Dataset records:
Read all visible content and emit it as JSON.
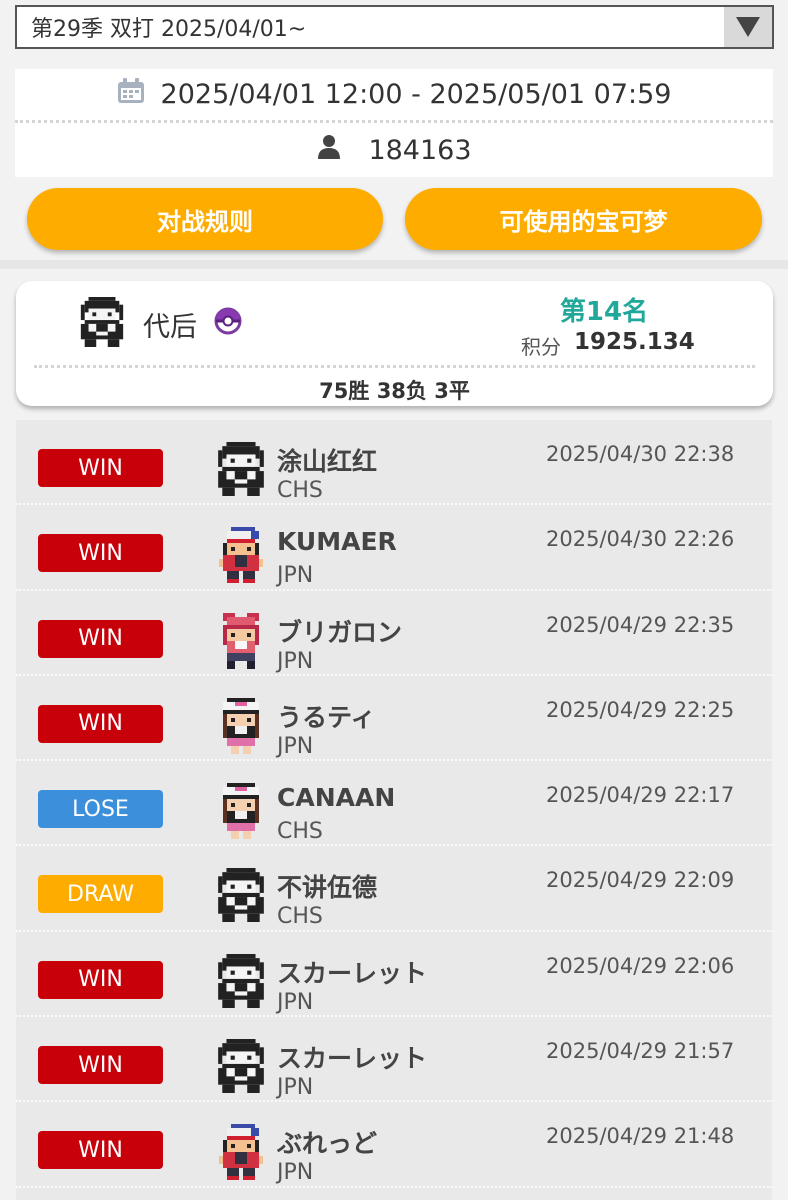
{
  "season": {
    "label": "第29季 双打 2025/04/01~",
    "arrow_icon": "triangle-down-icon"
  },
  "info": {
    "period": "2025/04/01 12:00 - 2025/05/01 07:59",
    "participants": "184163"
  },
  "buttons": {
    "rules": "对战规则",
    "pokemon": "可使用的宝可梦"
  },
  "player": {
    "name": "代后",
    "rank": "第14名",
    "score_label": "积分",
    "score": "1925.134",
    "record": "75胜 38负 3平"
  },
  "colors": {
    "accent": "#ffac00",
    "win": "#c8000a",
    "lose": "#3c8fda",
    "draw": "#ffac00",
    "rank": "#22a89a"
  },
  "battles": [
    {
      "result": "WIN",
      "name": "涂山红红",
      "country": "CHS",
      "time": "2025/04/30 22:38",
      "avatar": "black-hair-trainer"
    },
    {
      "result": "WIN",
      "name": "KUMAER",
      "country": "JPN",
      "time": "2025/04/30 22:26",
      "avatar": "white-cap-trainer"
    },
    {
      "result": "WIN",
      "name": "ブリガロン",
      "country": "JPN",
      "time": "2025/04/29 22:35",
      "avatar": "pink-hair-trainer"
    },
    {
      "result": "WIN",
      "name": "うるティ",
      "country": "JPN",
      "time": "2025/04/29 22:25",
      "avatar": "white-hat-girl-trainer"
    },
    {
      "result": "LOSE",
      "name": "CANAAN",
      "country": "CHS",
      "time": "2025/04/29 22:17",
      "avatar": "white-hat-girl-trainer"
    },
    {
      "result": "DRAW",
      "name": "不讲伍德",
      "country": "CHS",
      "time": "2025/04/29 22:09",
      "avatar": "black-hair-trainer"
    },
    {
      "result": "WIN",
      "name": "スカーレット",
      "country": "JPN",
      "time": "2025/04/29 22:06",
      "avatar": "black-hair-trainer"
    },
    {
      "result": "WIN",
      "name": "スカーレット",
      "country": "JPN",
      "time": "2025/04/29 21:57",
      "avatar": "black-hair-trainer"
    },
    {
      "result": "WIN",
      "name": "ぶれっど",
      "country": "JPN",
      "time": "2025/04/29 21:48",
      "avatar": "white-cap-trainer"
    }
  ]
}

→ **EXERCISE DIRECTIONS**: Find every line that includes the string "name". Report how many there are and nothing else.

→ **CORRECT OUTPUT**: 10